== Exercise task ==
Extract, from the listing that follows, each line containing the word "ChatGPT".

**** Exercise materials

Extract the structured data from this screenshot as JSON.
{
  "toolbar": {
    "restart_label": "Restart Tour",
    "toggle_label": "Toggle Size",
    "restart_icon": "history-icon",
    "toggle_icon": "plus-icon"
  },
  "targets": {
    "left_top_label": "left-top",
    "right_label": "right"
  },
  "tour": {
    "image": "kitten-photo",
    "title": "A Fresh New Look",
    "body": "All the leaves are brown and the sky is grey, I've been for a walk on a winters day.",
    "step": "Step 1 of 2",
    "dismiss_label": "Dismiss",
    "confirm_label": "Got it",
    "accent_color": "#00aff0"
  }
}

********
**** Exercise materials

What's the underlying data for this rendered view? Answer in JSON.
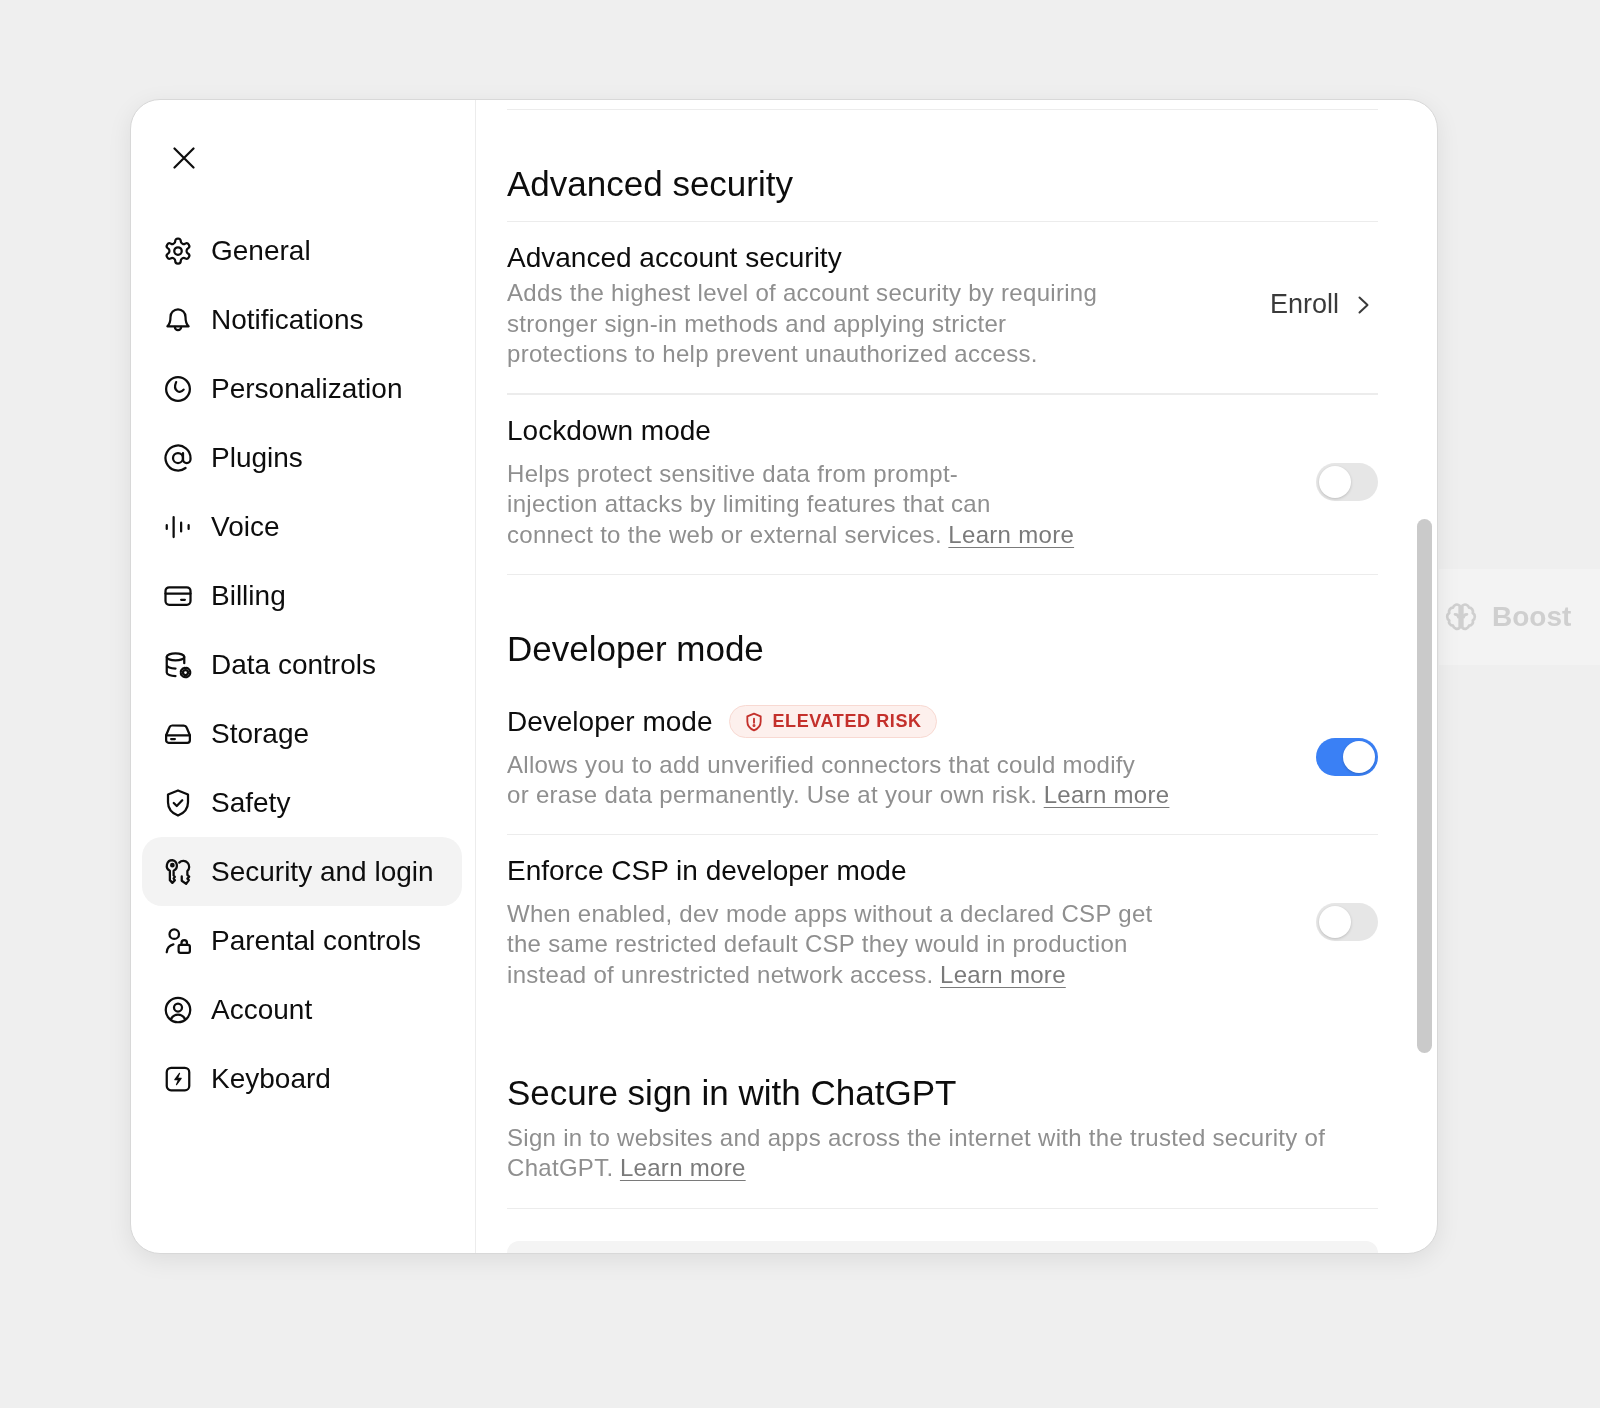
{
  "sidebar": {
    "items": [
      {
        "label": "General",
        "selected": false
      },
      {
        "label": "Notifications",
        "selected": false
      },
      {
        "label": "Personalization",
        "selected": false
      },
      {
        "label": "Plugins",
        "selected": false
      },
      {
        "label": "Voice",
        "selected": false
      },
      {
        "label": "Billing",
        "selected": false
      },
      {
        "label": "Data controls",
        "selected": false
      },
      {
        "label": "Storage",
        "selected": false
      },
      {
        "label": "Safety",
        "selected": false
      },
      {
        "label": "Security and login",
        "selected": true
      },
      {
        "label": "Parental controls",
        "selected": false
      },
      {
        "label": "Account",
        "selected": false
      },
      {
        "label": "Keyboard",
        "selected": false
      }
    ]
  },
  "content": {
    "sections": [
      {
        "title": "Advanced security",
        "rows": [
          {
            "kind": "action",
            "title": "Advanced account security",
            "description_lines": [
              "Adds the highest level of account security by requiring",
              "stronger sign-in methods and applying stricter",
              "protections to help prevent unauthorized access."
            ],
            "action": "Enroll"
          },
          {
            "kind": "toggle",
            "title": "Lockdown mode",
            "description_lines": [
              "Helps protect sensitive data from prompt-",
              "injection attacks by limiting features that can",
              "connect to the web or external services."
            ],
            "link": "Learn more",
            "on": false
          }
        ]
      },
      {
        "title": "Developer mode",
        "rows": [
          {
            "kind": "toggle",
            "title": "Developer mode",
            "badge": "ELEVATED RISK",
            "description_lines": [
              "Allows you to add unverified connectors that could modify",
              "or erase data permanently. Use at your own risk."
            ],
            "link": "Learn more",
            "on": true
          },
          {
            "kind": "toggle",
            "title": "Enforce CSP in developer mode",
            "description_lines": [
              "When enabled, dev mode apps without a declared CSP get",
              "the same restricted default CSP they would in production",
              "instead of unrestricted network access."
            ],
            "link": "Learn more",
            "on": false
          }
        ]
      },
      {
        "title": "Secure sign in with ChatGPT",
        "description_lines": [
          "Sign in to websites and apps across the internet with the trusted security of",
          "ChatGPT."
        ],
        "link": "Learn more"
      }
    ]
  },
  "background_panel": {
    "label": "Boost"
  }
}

********
**** Exercise materials

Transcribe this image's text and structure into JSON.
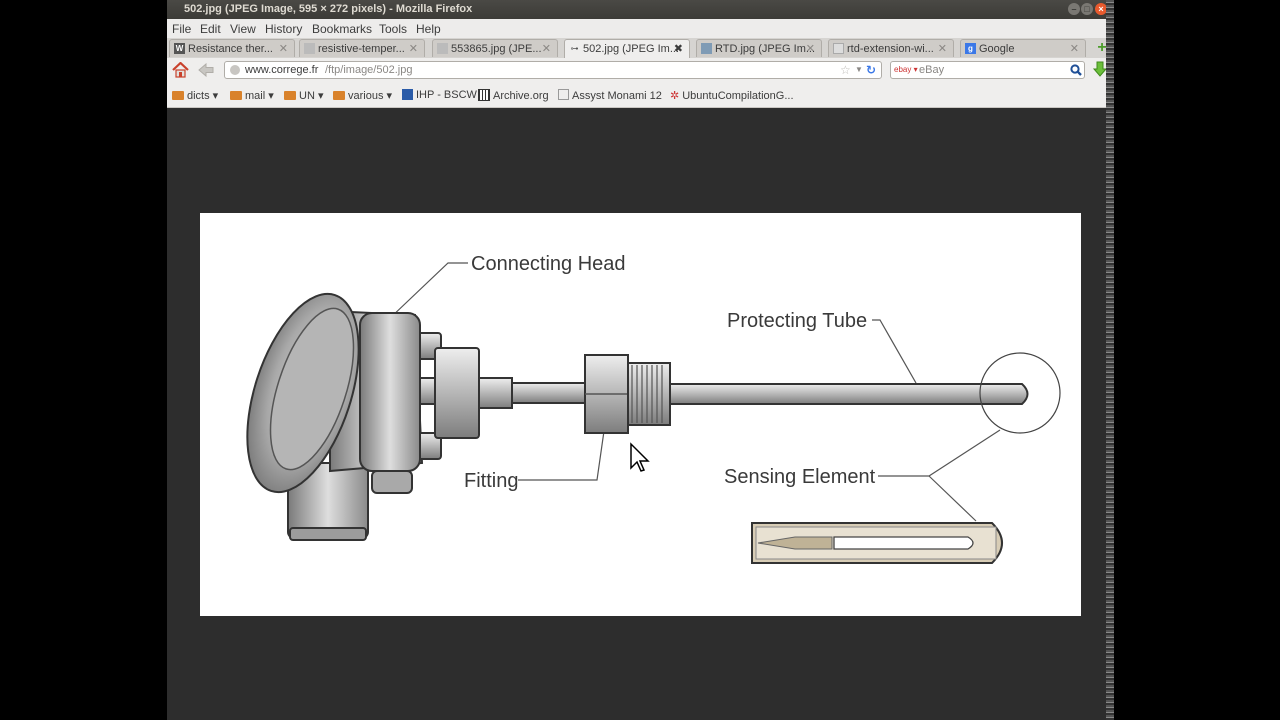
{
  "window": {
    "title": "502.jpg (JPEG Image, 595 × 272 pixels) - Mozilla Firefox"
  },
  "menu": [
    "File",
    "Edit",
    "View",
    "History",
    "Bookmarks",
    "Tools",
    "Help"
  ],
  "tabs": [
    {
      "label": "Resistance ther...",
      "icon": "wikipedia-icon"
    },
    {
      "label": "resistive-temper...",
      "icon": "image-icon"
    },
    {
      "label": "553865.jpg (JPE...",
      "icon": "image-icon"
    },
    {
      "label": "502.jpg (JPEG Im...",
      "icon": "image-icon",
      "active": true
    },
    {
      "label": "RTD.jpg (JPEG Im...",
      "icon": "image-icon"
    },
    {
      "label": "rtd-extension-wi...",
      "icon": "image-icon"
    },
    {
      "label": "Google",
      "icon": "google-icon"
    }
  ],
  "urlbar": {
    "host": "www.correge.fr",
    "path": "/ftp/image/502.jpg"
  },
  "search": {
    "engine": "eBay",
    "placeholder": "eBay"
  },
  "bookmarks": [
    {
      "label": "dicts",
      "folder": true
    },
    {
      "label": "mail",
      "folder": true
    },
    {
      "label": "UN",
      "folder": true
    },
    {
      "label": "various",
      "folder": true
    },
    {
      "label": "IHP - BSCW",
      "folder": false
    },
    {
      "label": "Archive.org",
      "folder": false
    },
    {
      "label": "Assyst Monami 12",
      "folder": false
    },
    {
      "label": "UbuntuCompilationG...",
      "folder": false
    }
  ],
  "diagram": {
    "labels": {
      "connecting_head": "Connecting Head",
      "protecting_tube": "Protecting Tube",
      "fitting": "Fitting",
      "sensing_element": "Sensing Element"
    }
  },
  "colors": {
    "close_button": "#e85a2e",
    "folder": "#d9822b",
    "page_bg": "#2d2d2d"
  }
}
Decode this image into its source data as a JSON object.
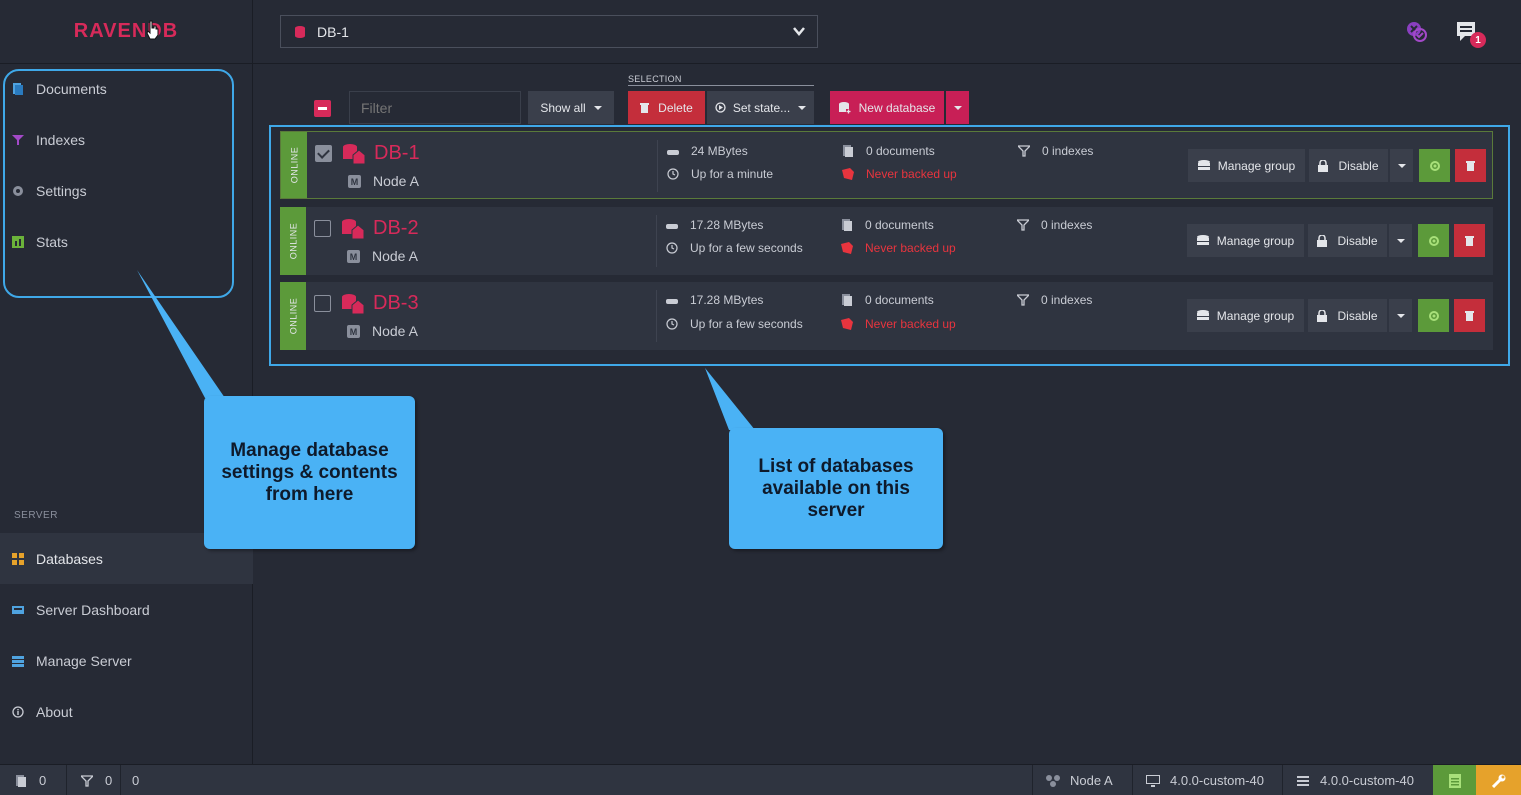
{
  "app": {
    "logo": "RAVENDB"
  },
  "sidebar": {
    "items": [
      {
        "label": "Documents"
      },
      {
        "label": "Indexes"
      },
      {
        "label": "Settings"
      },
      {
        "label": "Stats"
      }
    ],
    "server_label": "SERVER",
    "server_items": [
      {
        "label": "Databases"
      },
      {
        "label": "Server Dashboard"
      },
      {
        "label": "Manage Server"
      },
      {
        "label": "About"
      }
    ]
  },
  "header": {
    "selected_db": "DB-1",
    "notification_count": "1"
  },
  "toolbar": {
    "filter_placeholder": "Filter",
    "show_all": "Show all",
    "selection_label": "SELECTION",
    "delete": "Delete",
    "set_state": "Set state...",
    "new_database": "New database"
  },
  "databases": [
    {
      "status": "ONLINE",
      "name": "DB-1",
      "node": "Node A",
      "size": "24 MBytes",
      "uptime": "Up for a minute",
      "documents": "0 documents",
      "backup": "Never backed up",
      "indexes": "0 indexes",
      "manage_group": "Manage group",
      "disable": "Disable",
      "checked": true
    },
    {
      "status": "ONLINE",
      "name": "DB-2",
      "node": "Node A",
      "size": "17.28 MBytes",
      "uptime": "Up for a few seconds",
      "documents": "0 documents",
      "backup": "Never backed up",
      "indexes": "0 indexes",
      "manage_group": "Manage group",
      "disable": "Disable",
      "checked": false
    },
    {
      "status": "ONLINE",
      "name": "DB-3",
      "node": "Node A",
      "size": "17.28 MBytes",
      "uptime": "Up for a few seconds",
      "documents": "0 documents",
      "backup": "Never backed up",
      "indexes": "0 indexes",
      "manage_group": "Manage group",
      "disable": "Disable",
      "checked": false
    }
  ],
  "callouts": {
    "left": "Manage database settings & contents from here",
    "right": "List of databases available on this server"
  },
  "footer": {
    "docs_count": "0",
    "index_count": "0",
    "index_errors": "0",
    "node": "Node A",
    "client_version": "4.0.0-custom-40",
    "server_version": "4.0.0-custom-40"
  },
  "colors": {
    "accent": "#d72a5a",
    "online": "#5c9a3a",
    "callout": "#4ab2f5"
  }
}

********

== Answer to this problem ==
        "title": "Secure sign in with ChatGPT",
          "ChatGPT."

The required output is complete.